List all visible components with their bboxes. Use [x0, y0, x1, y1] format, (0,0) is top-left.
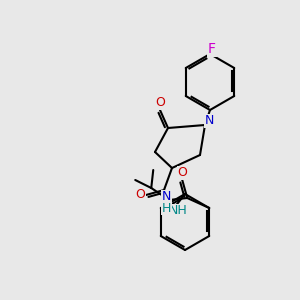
Text: NH: NH: [169, 205, 188, 218]
Text: N: N: [162, 190, 171, 203]
Text: O: O: [177, 167, 187, 179]
Text: O: O: [135, 188, 145, 202]
Text: H: H: [162, 202, 171, 214]
Text: N: N: [204, 115, 214, 128]
Text: O: O: [155, 97, 165, 110]
Text: F: F: [208, 42, 216, 56]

━━━━━━━━━━━━━━━━━━━━

— AIM OF THE TASK —
Reproduce every line of the material above word for word, leaving out the picture.

— EXERCISE SOLUTION —
List all visible components with their bboxes. Use [x0, y0, x1, y1] format, (0,0) is top-left.
Text: NH: NH: [169, 205, 188, 218]
Text: N: N: [162, 190, 171, 203]
Text: O: O: [177, 167, 187, 179]
Text: O: O: [135, 188, 145, 202]
Text: H: H: [162, 202, 171, 214]
Text: N: N: [204, 115, 214, 128]
Text: O: O: [155, 97, 165, 110]
Text: F: F: [208, 42, 216, 56]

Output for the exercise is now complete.